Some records

╔══

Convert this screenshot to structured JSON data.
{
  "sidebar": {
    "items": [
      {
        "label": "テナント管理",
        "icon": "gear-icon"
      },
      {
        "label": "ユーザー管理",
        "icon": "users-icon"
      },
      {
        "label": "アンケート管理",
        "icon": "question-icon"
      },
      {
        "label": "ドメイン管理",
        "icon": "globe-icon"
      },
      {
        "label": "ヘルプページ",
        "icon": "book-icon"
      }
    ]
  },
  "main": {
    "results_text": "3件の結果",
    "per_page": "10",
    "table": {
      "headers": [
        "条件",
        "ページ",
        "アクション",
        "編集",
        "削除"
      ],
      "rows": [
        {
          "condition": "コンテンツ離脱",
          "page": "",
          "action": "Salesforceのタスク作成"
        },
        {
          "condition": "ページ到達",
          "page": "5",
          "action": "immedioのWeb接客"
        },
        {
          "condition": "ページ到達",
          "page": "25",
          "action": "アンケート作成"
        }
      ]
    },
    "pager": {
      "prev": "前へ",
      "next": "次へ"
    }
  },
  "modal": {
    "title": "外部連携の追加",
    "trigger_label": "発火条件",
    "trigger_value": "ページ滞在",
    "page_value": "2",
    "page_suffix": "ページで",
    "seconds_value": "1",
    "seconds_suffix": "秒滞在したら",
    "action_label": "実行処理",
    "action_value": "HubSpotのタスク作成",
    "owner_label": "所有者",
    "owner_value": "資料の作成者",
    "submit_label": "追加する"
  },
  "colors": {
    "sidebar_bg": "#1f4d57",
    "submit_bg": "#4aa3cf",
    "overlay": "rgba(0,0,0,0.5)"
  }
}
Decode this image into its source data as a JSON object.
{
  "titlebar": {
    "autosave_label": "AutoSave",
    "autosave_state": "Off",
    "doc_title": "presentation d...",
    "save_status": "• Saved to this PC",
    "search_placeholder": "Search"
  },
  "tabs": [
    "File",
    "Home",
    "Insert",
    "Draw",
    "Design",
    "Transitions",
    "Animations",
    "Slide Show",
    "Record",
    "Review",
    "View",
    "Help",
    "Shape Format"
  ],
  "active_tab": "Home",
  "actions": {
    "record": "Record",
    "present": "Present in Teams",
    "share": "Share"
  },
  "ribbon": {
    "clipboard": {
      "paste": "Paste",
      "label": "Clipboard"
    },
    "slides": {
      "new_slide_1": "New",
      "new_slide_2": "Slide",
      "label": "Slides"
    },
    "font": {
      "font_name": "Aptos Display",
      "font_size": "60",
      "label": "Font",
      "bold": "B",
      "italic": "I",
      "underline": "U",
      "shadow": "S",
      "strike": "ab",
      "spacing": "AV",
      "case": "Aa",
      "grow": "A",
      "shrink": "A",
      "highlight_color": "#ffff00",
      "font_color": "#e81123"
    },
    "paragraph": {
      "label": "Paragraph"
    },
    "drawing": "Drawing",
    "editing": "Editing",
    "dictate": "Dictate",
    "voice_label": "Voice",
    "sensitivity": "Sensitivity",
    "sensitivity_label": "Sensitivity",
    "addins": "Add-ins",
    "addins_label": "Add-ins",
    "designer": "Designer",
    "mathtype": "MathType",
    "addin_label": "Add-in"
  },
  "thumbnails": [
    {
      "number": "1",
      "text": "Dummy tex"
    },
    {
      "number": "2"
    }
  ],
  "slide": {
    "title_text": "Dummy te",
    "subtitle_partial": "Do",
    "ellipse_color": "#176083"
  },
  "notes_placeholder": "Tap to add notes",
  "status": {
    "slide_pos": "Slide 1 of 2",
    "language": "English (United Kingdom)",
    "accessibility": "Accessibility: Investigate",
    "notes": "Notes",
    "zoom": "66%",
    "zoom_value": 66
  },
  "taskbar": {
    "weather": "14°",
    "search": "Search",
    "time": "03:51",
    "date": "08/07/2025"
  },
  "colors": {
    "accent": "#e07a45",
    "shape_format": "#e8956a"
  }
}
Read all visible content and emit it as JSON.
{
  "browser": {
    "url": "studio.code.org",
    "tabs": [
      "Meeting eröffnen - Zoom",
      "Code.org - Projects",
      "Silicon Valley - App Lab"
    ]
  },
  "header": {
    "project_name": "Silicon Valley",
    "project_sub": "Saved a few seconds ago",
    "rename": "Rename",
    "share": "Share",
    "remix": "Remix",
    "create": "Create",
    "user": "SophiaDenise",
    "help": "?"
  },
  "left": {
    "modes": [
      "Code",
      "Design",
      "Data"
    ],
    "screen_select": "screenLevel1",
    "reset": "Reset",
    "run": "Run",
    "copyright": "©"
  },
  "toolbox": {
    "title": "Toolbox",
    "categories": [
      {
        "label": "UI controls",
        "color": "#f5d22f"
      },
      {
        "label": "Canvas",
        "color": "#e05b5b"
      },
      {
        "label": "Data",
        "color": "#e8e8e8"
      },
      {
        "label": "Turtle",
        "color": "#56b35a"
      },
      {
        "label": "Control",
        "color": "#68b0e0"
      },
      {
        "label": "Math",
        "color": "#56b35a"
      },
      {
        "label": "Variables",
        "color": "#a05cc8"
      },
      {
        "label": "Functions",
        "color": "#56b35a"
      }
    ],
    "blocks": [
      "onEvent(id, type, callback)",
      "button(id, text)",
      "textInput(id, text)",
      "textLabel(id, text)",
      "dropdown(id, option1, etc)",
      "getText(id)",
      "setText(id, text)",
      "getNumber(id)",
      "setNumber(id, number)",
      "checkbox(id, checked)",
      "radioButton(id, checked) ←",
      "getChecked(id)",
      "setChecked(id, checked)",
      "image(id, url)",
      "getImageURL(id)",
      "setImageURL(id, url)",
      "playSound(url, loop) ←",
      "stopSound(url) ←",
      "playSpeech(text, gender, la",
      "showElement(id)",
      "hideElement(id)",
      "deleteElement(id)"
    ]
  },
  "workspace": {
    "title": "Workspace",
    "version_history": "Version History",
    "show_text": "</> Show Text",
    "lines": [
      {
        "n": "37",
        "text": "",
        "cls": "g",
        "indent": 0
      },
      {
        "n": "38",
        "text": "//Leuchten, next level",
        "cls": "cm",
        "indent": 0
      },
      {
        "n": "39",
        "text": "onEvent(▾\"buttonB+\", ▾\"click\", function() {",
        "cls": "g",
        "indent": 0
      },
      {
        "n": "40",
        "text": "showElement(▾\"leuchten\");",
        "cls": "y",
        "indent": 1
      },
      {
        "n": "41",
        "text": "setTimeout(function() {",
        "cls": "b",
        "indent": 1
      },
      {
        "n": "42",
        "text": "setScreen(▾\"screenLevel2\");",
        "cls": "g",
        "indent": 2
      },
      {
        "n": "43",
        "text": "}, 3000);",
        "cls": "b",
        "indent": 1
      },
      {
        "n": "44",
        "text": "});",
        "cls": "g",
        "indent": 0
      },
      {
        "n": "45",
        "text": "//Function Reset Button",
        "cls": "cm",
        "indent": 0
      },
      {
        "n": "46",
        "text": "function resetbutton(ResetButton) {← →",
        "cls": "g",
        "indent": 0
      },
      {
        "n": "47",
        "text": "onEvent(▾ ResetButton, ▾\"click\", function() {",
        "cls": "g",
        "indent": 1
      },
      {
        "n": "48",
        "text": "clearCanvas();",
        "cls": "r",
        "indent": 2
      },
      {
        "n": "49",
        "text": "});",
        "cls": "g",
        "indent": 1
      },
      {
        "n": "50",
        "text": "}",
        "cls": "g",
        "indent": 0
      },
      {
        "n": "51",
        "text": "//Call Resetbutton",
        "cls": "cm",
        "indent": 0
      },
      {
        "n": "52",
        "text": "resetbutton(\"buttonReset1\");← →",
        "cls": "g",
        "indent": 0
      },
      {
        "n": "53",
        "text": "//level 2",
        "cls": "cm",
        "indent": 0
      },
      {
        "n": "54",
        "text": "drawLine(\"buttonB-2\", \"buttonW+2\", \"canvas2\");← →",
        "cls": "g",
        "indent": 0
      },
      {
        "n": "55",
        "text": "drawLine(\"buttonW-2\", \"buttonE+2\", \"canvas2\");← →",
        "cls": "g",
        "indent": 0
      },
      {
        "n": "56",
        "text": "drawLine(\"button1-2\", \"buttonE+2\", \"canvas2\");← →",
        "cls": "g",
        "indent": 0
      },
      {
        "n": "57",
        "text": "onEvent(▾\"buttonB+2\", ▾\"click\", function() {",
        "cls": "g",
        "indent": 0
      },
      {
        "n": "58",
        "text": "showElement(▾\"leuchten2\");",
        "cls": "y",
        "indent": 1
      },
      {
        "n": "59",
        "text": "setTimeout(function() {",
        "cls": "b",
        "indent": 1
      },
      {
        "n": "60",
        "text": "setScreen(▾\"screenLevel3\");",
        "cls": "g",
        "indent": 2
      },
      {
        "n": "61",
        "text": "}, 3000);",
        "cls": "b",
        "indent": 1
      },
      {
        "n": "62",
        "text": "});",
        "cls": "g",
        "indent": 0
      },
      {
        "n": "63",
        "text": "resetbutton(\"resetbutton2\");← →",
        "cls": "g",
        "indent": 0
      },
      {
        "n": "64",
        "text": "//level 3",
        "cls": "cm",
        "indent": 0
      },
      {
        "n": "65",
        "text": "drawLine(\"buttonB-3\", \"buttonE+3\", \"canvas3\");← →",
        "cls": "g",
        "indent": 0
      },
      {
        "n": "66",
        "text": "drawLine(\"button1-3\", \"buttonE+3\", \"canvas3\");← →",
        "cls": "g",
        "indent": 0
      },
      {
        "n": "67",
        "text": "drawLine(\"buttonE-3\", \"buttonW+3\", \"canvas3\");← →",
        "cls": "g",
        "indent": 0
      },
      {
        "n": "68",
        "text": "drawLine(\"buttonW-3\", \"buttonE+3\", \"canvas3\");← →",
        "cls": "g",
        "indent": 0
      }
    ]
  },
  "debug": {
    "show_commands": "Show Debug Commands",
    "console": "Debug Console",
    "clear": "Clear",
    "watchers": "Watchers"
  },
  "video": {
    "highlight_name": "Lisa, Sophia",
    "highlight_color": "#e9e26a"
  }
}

╚══

# Requirement
In the entries above, identify every line with the string "buttonW".

# Expected output
        "text": "drawLine(\"buttonB-2\", \"buttonW+2\", \"canvas2\");← →",
        "text": "drawLine(\"buttonW-2\", \"buttonE+2\", \"canvas2\");← →",
        "text": "drawLine(\"buttonE-3\", \"buttonW+3\", \"canvas3\");← →",
        "text": "drawLine(\"buttonW-3\", \"buttonE+3\", \"canvas3\");← →",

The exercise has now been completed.